> Dataset records
╔══
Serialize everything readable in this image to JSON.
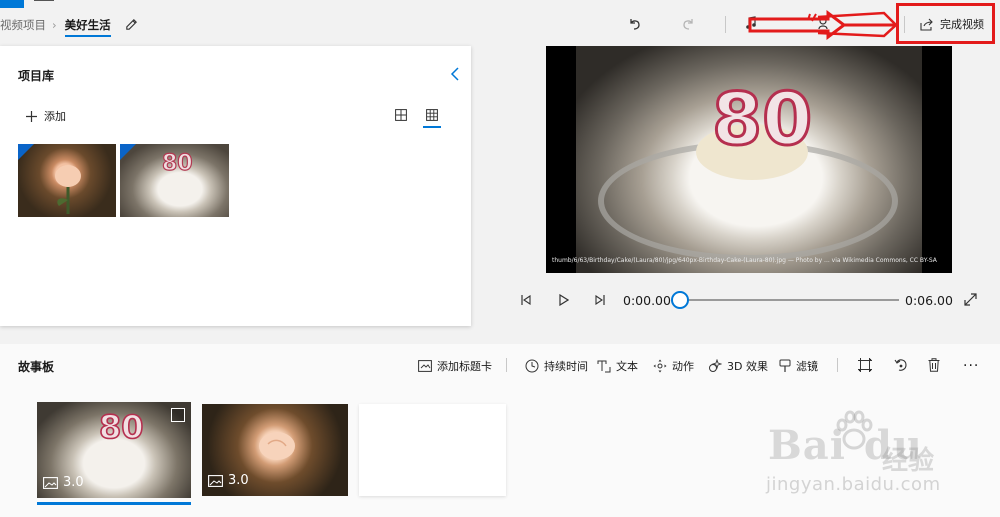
{
  "window": {
    "breadcrumb_root": "视频项目",
    "breadcrumb_current": "美好生活"
  },
  "toolbar": {
    "finish_label": "完成视频",
    "icons": [
      "undo-icon",
      "redo-icon",
      "export-share-icon"
    ]
  },
  "library": {
    "title": "项目库",
    "add_label": "添加",
    "thumbnails": [
      "rose photo",
      "birthday cake photo"
    ]
  },
  "preview": {
    "topper_text": "80",
    "credit_text": "thumb/6/63/Birthday/Cake/(Laura/80)/jpg/640px-Birthday-Cake-(Laura-80).jpg — Photo by ... via Wikimedia Commons, CC BY-SA"
  },
  "player": {
    "current_time": "0:00.00",
    "total_time": "0:06.00",
    "progress": 0
  },
  "storyboard": {
    "title": "故事板",
    "tools": {
      "add_title_card": "添加标题卡",
      "duration": "持续时间",
      "text": "文本",
      "motion": "动作",
      "effects_3d": "3D 效果",
      "filters": "滤镜"
    },
    "cards": [
      {
        "duration": "3.0"
      },
      {
        "duration": "3.0"
      }
    ]
  },
  "watermark": {
    "logo": "Bai",
    "logo_tail": "du",
    "logo_cn": "经验",
    "url": "jingyan.baidu.com"
  },
  "colors": {
    "accent": "#0078d7",
    "highlight_annotation": "#e31b1b"
  }
}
╚══
> Requirements
Retype each line of the listing above word for word. Exclude the pictures.

> Completed task
Serialize everything readable in this image to JSON.
{
  "window": {
    "breadcrumb_root": "视频项目",
    "breadcrumb_current": "美好生活"
  },
  "toolbar": {
    "finish_label": "完成视频",
    "icons": [
      "undo-icon",
      "redo-icon",
      "export-share-icon"
    ]
  },
  "library": {
    "title": "项目库",
    "add_label": "添加",
    "thumbnails": [
      "rose photo",
      "birthday cake photo"
    ]
  },
  "preview": {
    "topper_text": "80",
    "credit_text": "thumb/6/63/Birthday/Cake/(Laura/80)/jpg/640px-Birthday-Cake-(Laura-80).jpg — Photo by ... via Wikimedia Commons, CC BY-SA"
  },
  "player": {
    "current_time": "0:00.00",
    "total_time": "0:06.00",
    "progress": 0
  },
  "storyboard": {
    "title": "故事板",
    "tools": {
      "add_title_card": "添加标题卡",
      "duration": "持续时间",
      "text": "文本",
      "motion": "动作",
      "effects_3d": "3D 效果",
      "filters": "滤镜"
    },
    "cards": [
      {
        "duration": "3.0"
      },
      {
        "duration": "3.0"
      }
    ]
  },
  "watermark": {
    "logo": "Bai",
    "logo_tail": "du",
    "logo_cn": "经验",
    "url": "jingyan.baidu.com"
  },
  "colors": {
    "accent": "#0078d7",
    "highlight_annotation": "#e31b1b"
  }
}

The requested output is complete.